= Written instruction =
Write out the entries again exactly as they are given.

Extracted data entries
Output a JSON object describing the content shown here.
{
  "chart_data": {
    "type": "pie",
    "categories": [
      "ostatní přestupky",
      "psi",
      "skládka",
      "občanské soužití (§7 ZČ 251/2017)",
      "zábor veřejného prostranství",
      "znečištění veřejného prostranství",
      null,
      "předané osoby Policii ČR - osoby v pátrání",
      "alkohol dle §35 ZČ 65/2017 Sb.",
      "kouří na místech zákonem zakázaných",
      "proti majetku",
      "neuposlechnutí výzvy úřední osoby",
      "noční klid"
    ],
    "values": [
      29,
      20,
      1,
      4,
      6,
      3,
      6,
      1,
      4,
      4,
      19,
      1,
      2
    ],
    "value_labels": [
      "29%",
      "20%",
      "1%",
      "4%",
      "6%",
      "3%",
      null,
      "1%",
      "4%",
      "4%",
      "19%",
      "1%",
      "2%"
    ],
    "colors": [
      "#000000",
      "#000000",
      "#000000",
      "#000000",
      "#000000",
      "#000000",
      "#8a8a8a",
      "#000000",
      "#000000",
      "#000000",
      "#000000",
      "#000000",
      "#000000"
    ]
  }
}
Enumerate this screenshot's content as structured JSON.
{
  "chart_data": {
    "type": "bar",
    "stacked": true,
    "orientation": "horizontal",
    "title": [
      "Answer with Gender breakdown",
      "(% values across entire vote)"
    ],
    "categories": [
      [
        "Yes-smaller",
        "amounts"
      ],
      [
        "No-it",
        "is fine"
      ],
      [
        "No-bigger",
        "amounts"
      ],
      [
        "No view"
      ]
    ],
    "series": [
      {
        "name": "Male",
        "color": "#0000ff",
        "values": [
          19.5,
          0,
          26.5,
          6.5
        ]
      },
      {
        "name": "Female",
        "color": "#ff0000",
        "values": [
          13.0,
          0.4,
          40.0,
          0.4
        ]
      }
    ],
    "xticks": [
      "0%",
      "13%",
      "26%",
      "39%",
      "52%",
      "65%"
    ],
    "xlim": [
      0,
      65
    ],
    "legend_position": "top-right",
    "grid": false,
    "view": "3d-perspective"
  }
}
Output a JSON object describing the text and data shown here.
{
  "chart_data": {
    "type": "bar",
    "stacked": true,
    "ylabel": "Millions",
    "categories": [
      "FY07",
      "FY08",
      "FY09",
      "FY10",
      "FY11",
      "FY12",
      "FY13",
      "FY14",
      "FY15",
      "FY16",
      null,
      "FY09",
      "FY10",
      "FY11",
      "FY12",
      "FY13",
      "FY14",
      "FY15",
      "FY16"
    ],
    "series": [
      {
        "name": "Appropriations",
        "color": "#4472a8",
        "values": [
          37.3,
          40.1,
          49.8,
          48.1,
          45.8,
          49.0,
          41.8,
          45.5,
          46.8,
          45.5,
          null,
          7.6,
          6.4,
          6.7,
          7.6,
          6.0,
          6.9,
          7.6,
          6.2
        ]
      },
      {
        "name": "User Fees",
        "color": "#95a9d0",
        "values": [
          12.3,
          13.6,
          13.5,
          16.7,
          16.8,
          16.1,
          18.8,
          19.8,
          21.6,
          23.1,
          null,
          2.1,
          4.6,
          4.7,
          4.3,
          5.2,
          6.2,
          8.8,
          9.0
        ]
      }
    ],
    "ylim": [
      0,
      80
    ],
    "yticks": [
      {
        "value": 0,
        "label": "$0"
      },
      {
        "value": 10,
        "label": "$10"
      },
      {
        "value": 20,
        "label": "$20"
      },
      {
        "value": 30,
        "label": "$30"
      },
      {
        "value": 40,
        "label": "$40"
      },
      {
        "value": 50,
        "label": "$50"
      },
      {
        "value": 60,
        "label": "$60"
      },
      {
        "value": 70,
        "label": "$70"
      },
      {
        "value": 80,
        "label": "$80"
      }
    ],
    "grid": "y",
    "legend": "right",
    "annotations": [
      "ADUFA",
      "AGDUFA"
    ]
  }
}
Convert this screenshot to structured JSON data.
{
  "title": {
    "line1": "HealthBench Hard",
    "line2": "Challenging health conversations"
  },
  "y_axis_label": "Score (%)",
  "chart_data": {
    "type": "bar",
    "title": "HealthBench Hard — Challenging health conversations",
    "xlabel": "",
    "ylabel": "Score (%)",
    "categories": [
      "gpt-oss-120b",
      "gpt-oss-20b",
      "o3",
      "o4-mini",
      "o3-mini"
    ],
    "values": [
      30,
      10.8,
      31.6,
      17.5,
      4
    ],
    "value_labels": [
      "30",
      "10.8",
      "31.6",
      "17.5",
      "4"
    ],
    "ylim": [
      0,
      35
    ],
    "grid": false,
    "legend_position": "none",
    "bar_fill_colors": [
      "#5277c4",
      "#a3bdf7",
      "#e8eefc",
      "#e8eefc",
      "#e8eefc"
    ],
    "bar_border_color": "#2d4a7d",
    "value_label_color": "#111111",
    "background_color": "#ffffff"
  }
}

= Response to the task =
Output a JSON object describing the content shown here.
{
  "chart_data": {
    "type": "pie",
    "categories": [
      "ostatní přestupky",
      "psi",
      "skládka",
      "občanské soužití (§7 ZČ 251/2017)",
      "zábor veřejného prostranství",
      "znečištění veřejného prostranství",
      null,
      "předané osoby Policii ČR - osoby v pátrání",
      "alkohol dle §35 ZČ 65/2017 Sb.",
      "kouří na místech zákonem zakázaných",
      "proti majetku",
      "neuposlechnutí výzvy úřední osoby",
      "noční klid"
    ],
    "values": [
      29,
      20,
      1,
      4,
      6,
      3,
      6,
      1,
      4,
      4,
      19,
      1,
      2
    ],
    "value_labels": [
      "29%",
      "20%",
      "1%",
      "4%",
      "6%",
      "3%",
      null,
      "1%",
      "4%",
      "4%",
      "19%",
      "1%",
      "2%"
    ],
    "colors": [
      "#000000",
      "#000000",
      "#000000",
      "#000000",
      "#000000",
      "#000000",
      "#8a8a8a",
      "#000000",
      "#000000",
      "#000000",
      "#000000",
      "#000000",
      "#000000"
    ]
  }
}
Enumerate this screenshot's content as structured JSON.
{
  "chart_data": {
    "type": "bar",
    "stacked": true,
    "orientation": "horizontal",
    "title": [
      "Answer with Gender breakdown",
      "(% values across entire vote)"
    ],
    "categories": [
      [
        "Yes-smaller",
        "amounts"
      ],
      [
        "No-it",
        "is fine"
      ],
      [
        "No-bigger",
        "amounts"
      ],
      [
        "No view"
      ]
    ],
    "series": [
      {
        "name": "Male",
        "color": "#0000ff",
        "values": [
          19.5,
          0,
          26.5,
          6.5
        ]
      },
      {
        "name": "Female",
        "color": "#ff0000",
        "values": [
          13.0,
          0.4,
          40.0,
          0.4
        ]
      }
    ],
    "xticks": [
      "0%",
      "13%",
      "26%",
      "39%",
      "52%",
      "65%"
    ],
    "xlim": [
      0,
      65
    ],
    "legend_position": "top-right",
    "grid": false,
    "view": "3d-perspective"
  }
}
Output a JSON object describing the text and data shown here.
{
  "chart_data": {
    "type": "bar",
    "stacked": true,
    "ylabel": "Millions",
    "categories": [
      "FY07",
      "FY08",
      "FY09",
      "FY10",
      "FY11",
      "FY12",
      "FY13",
      "FY14",
      "FY15",
      "FY16",
      null,
      "FY09",
      "FY10",
      "FY11",
      "FY12",
      "FY13",
      "FY14",
      "FY15",
      "FY16"
    ],
    "series": [
      {
        "name": "Appropriations",
        "color": "#4472a8",
        "values": [
          37.3,
          40.1,
          49.8,
          48.1,
          45.8,
          49.0,
          41.8,
          45.5,
          46.8,
          45.5,
          null,
          7.6,
          6.4,
          6.7,
          7.6,
          6.0,
          6.9,
          7.6,
          6.2
        ]
      },
      {
        "name": "User Fees",
        "color": "#95a9d0",
        "values": [
          12.3,
          13.6,
          13.5,
          16.7,
          16.8,
          16.1,
          18.8,
          19.8,
          21.6,
          23.1,
          null,
          2.1,
          4.6,
          4.7,
          4.3,
          5.2,
          6.2,
          8.8,
          9.0
        ]
      }
    ],
    "ylim": [
      0,
      80
    ],
    "yticks": [
      {
        "value": 0,
        "label": "$0"
      },
      {
        "value": 10,
        "label": "$10"
      },
      {
        "value": 20,
        "label": "$20"
      },
      {
        "value": 30,
        "label": "$30"
      },
      {
        "value": 40,
        "label": "$40"
      },
      {
        "value": 50,
        "label": "$50"
      },
      {
        "value": 60,
        "label": "$60"
      },
      {
        "value": 70,
        "label": "$70"
      },
      {
        "value": 80,
        "label": "$80"
      }
    ],
    "grid": "y",
    "legend": "right",
    "annotations": [
      "ADUFA",
      "AGDUFA"
    ]
  }
}
Convert this screenshot to structured JSON data.
{
  "title": {
    "line1": "HealthBench Hard",
    "line2": "Challenging health conversations"
  },
  "y_axis_label": "Score (%)",
  "chart_data": {
    "type": "bar",
    "title": "HealthBench Hard — Challenging health conversations",
    "xlabel": "",
    "ylabel": "Score (%)",
    "categories": [
      "gpt-oss-120b",
      "gpt-oss-20b",
      "o3",
      "o4-mini",
      "o3-mini"
    ],
    "values": [
      30,
      10.8,
      31.6,
      17.5,
      4
    ],
    "value_labels": [
      "30",
      "10.8",
      "31.6",
      "17.5",
      "4"
    ],
    "ylim": [
      0,
      35
    ],
    "grid": false,
    "legend_position": "none",
    "bar_fill_colors": [
      "#5277c4",
      "#a3bdf7",
      "#e8eefc",
      "#e8eefc",
      "#e8eefc"
    ],
    "bar_border_color": "#2d4a7d",
    "value_label_color": "#111111",
    "background_color": "#ffffff"
  }
}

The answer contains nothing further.